Recorded data:
++++++++

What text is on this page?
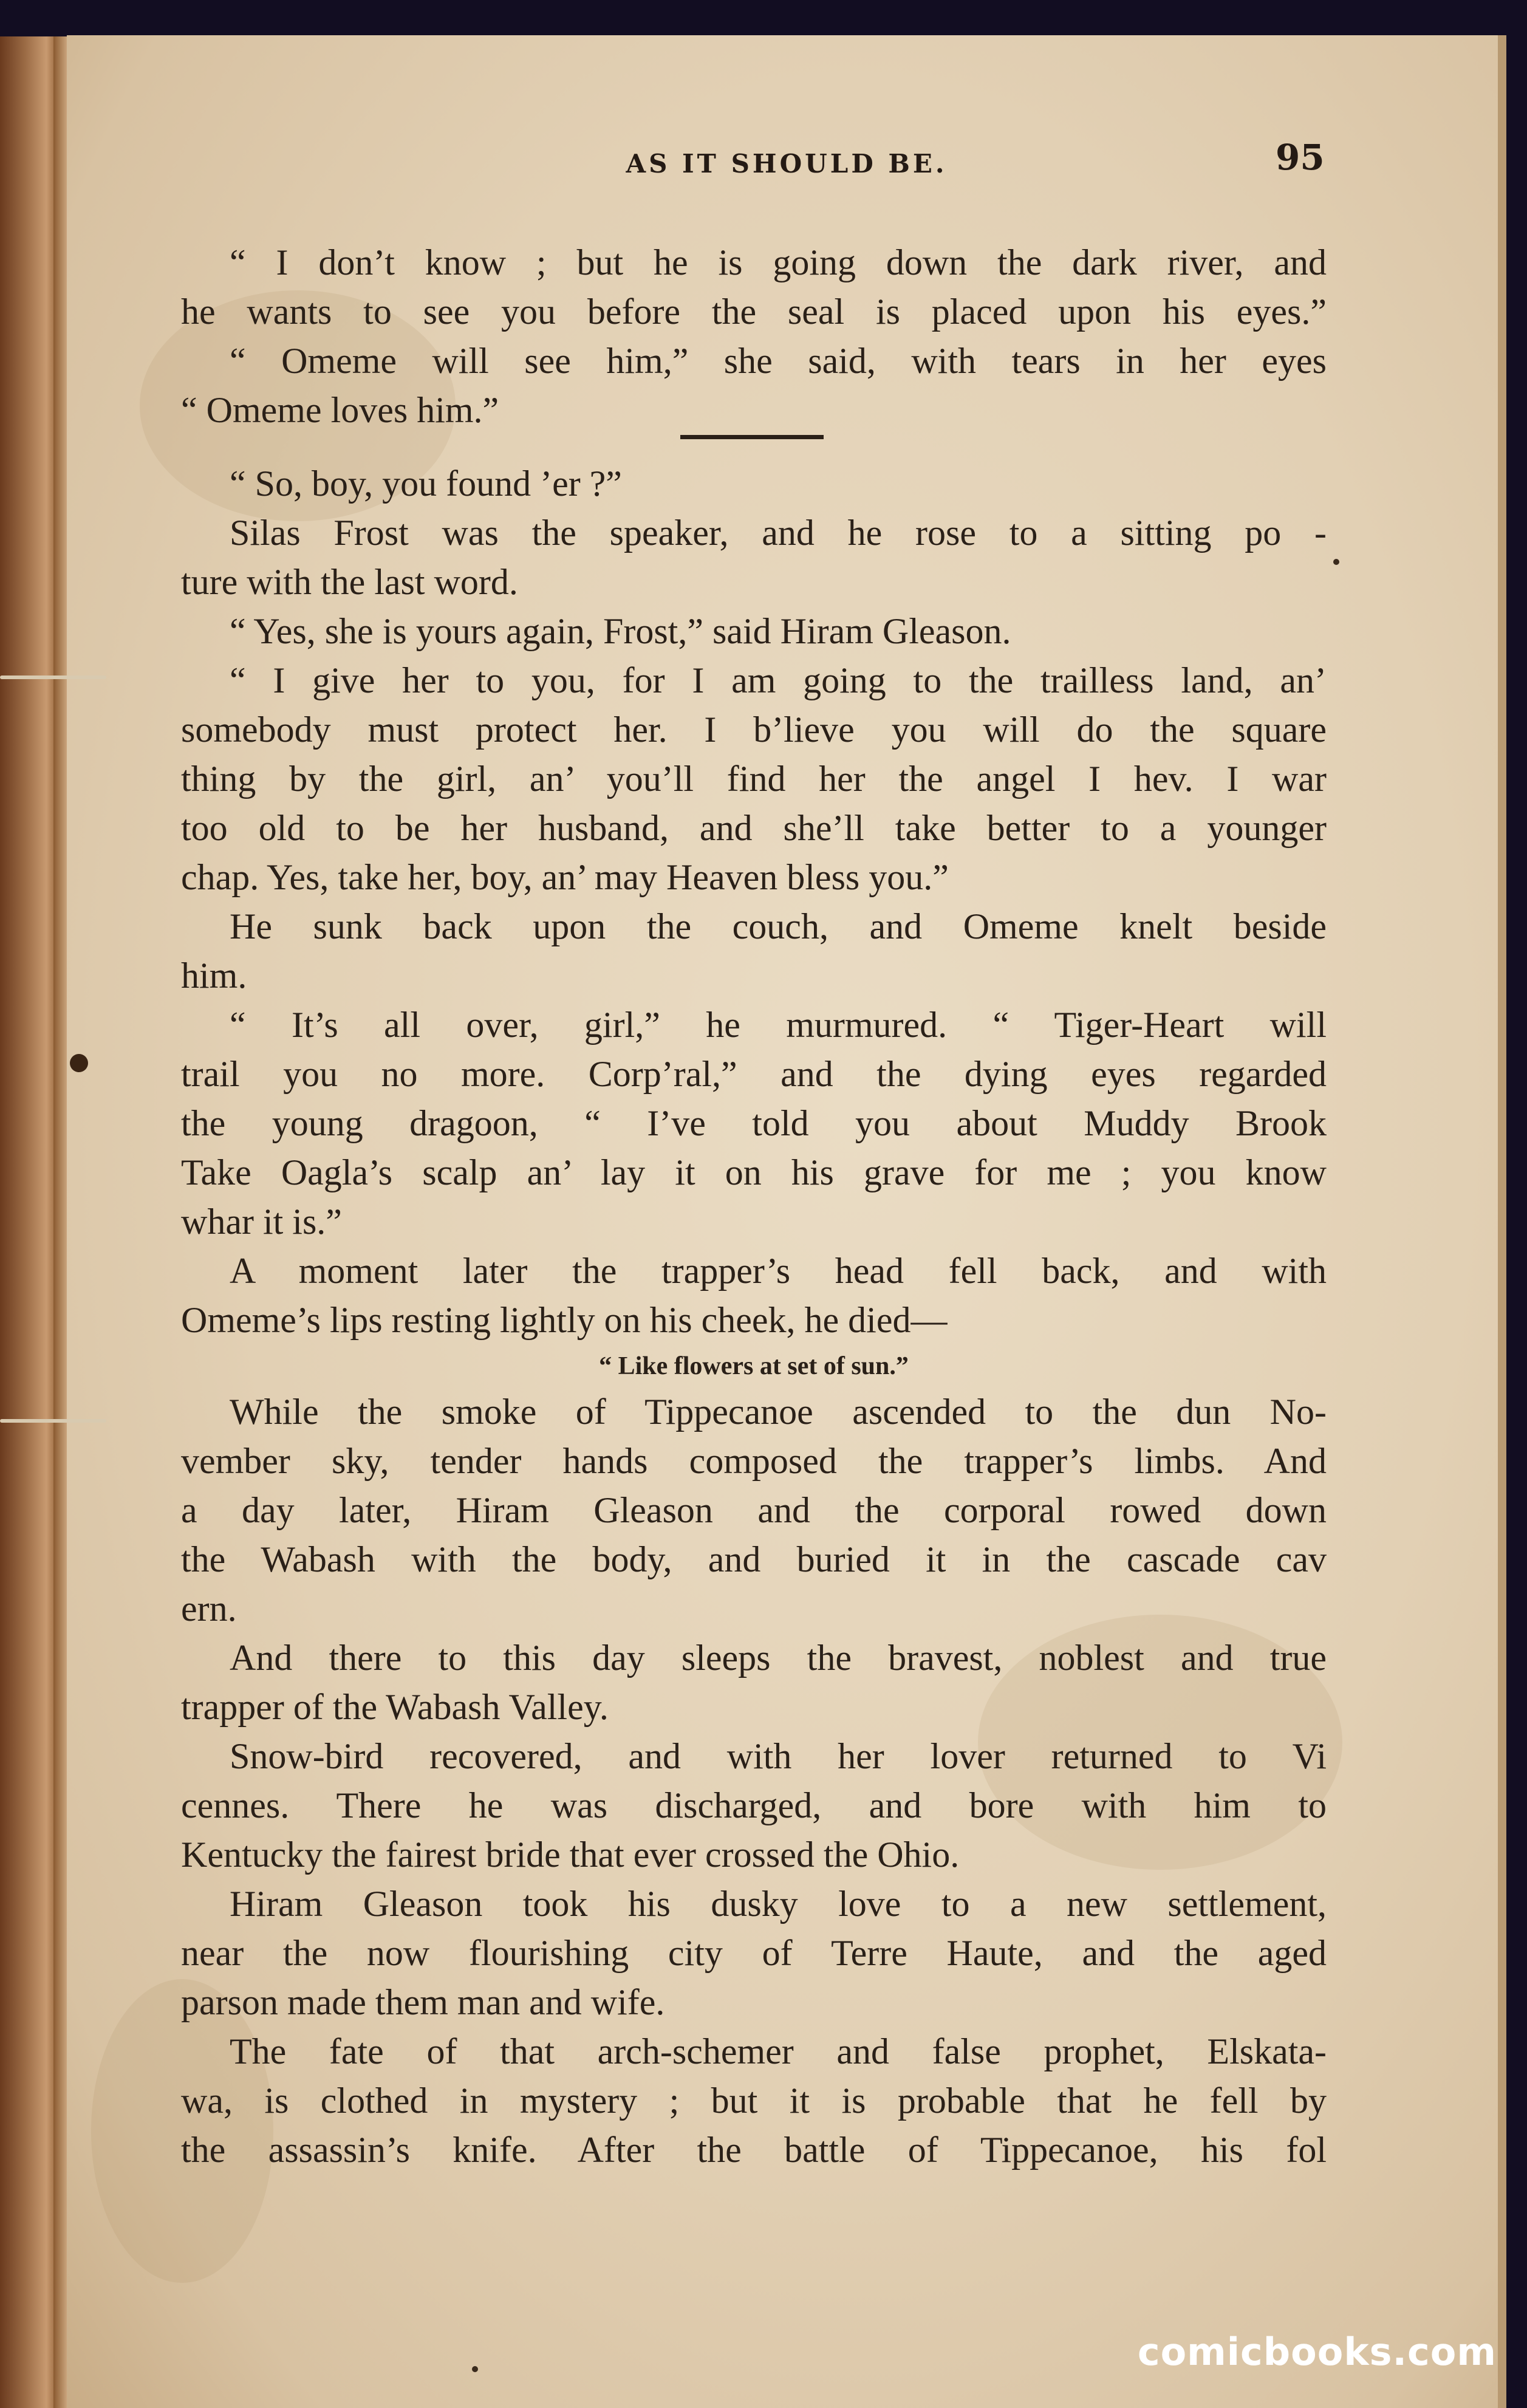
AS IT SHOULD BE.	95
“ I don’t know ; but he is going down the dark river, and
he wants to see you before the seal is placed upon his eyes.”
“ Omeme will see him,” she said, with tears in her eyes
“ Omeme loves him.”
“ So, boy, you found ’er ?”
Silas Frost was the speaker, and he rose to a sitting po -
ture with the last word.
“ Yes, she is yours again, Frost,” said Hiram Gleason.
“ I give her to you, for I am going to the trailless land, an’
somebody must protect her. I b’lieve you will do the square
thing by the girl, an’ you’ll find her the angel I hev. I war
too old to be her husband, and she’ll take better to a younger
chap. Yes, take her, boy, an’ may Heaven bless you.”
He sunk back upon the couch, and Omeme knelt beside
him.
“ It’s all over, girl,” he murmured. “ Tiger-Heart will
trail you no more. Corp’ral,” and the dying eyes regarded
the young dragoon, “ I’ve told you about Muddy Brook
Take Oagla’s scalp an’ lay it on his grave for me ; you know
whar it is.”
A moment later the trapper’s head fell back, and with
Omeme’s lips resting lightly on his cheek, he died—
“ Like flowers at set of sun.”
While the smoke of Tippecanoe ascended to the dun No-
vember sky, tender hands composed the trapper’s limbs. And
a day later, Hiram Gleason and the corporal rowed down
the Wabash with the body, and buried it in the cascade cav
ern.
And there to this day sleeps the bravest, noblest and true
trapper of the Wabash Valley.
Snow-bird recovered, and with her lover returned to Vi
cennes. There he was discharged, and bore with him to
Kentucky the fairest bride that ever crossed the Ohio.
Hiram Gleason took his dusky love to a new settlement,
near the now flourishing city of Terre Haute, and the aged
parson made them man and wife.
The fate of that arch-schemer and false prophet, Elskata-
wa, is clothed in mystery ; but it is probable that he fell by
the assassin’s knife. After the battle of Tippecanoe, his fol
comicbooks.com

++++++++

Only the number is wanted: how many lines in the data include the string "that"?

3